**Document**
We will assume that you have all worked through this material in advance of the course.

Probability distributions

Likelihood theory is at the heart of most inferential statistics - it describes the chances of an event happening under certain assumptions, such as the probability distribution and the parameter value(s) that we want to use with that distribution. Put simply, a likelihood is the probability of observing our data given the distribution that we use to describe the data generating process. For example, what is the likelihood (i.e. probability) of getting 5 heads from 10 tosses of a fair coin? Probability theory can help us decide - we can assume:

  • The probability distribution describing a number of independent coin tosses is called the Binomial distribution
  • In this case, we would use the parameters:
    • Number of coin tosses = 10
    • Probability of a head = ‘fair’ = 0.5

Wikipedia tells us that we can calculate the probability of a Binomial distribution as follows:

tosses <- 10
probability <- 0.5
heads <- 5
likelihood_1 <- choose(tosses, heads) * probability^heads *
                (1-probability)^(tosses-heads)
likelihood_1
## [1] 0.2460938

But R makes our life easier by implementing this using a function called dbinom:

likelihood_2 <- dbinom(heads, tosses, probability)
likelihood_2
## [1] 0.2460938

These two numbers are the same, which is reassuring. R also has a LOT of other distributions, but the most common are:

  • Discrete probability distributions
    • Binomial: dbinom
    • Poisson: dpois
    • Negative binomial: dnbinom
  • Continuous probability distributions
    • Normal: dnorm
    • Exponential: dexp
    • Gamma: dgamma
    • Beta: dbeta
    • Lognormal: dlnorm
    • Uniform: dunif

If you are not familiar with these distributions, then you can take a look them (and their common uses) on the internet.

**Entries**
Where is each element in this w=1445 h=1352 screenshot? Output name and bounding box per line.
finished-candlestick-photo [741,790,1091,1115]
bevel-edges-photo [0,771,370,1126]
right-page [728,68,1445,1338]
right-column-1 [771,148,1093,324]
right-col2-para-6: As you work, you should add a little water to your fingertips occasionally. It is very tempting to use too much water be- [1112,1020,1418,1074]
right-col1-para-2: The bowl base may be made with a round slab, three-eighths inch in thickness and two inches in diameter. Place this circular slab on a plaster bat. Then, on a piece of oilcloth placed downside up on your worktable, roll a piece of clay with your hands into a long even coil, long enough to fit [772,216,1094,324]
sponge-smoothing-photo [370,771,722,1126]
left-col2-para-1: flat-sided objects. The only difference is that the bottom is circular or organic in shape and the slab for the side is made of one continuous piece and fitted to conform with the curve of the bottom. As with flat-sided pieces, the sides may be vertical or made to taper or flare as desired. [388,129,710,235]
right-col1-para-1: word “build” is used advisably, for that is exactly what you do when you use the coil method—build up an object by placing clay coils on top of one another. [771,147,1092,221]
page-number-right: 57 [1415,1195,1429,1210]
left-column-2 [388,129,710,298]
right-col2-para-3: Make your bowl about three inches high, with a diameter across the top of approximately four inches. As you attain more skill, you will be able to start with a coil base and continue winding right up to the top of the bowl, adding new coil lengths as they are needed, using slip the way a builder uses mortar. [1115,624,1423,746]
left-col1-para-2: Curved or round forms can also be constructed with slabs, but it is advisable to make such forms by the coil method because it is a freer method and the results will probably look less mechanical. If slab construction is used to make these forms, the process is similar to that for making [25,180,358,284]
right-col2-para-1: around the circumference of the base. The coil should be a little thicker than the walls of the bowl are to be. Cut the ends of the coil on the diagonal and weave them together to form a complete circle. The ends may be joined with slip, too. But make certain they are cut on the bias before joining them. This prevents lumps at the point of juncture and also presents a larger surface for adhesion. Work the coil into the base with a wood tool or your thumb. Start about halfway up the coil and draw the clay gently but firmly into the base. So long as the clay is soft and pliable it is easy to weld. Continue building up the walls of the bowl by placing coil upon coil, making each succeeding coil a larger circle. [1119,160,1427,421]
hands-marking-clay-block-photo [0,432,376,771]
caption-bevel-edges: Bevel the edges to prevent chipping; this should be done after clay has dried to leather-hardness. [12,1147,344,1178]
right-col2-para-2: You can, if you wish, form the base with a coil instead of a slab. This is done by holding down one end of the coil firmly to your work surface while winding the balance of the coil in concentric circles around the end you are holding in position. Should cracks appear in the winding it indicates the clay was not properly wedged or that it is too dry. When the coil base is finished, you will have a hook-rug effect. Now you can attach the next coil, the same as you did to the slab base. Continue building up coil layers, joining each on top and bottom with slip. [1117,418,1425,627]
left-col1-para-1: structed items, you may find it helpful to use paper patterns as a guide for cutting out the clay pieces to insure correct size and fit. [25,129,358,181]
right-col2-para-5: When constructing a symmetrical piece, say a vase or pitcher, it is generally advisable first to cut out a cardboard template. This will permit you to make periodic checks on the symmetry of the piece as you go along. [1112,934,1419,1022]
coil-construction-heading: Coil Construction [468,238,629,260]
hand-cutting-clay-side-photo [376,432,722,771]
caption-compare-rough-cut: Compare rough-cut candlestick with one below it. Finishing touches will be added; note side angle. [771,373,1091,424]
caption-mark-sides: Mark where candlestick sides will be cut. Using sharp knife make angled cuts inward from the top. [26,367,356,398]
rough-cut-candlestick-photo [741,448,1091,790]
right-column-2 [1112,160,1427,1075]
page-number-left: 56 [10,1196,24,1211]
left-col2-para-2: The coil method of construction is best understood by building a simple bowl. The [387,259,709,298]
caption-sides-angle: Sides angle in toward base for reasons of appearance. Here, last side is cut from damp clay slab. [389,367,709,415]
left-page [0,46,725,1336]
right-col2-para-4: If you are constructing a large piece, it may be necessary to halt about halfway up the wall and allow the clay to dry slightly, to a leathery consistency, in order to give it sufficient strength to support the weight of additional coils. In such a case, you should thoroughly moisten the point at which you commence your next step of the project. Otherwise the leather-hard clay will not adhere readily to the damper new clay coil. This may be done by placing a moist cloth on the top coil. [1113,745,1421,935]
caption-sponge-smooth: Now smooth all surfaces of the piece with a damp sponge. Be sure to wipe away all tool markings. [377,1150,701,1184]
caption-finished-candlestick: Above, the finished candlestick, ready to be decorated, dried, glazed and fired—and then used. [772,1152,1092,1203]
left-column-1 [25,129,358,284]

**Task set**
1 > In the probability distributions text, which R function is used to compute the Binomial probability?
2 > Reproduce the records verbatim, starting with their first line and continuing through the line containing "right-col2-para-6: As you".

**Exercise solutions**
1 > dbinom

2 >
Where is each element in this w=1445 h=1352 screenshot? Output name and bounding box per line.
finished-candlestick-photo [741,790,1091,1115]
bevel-edges-photo [0,771,370,1126]
right-page [728,68,1445,1338]
right-column-1 [771,148,1093,324]
right-col2-para-6: As you work, you should add a little water to your fingertips occasionally. It is very tempting to use too much water be- [1112,1020,1418,1074]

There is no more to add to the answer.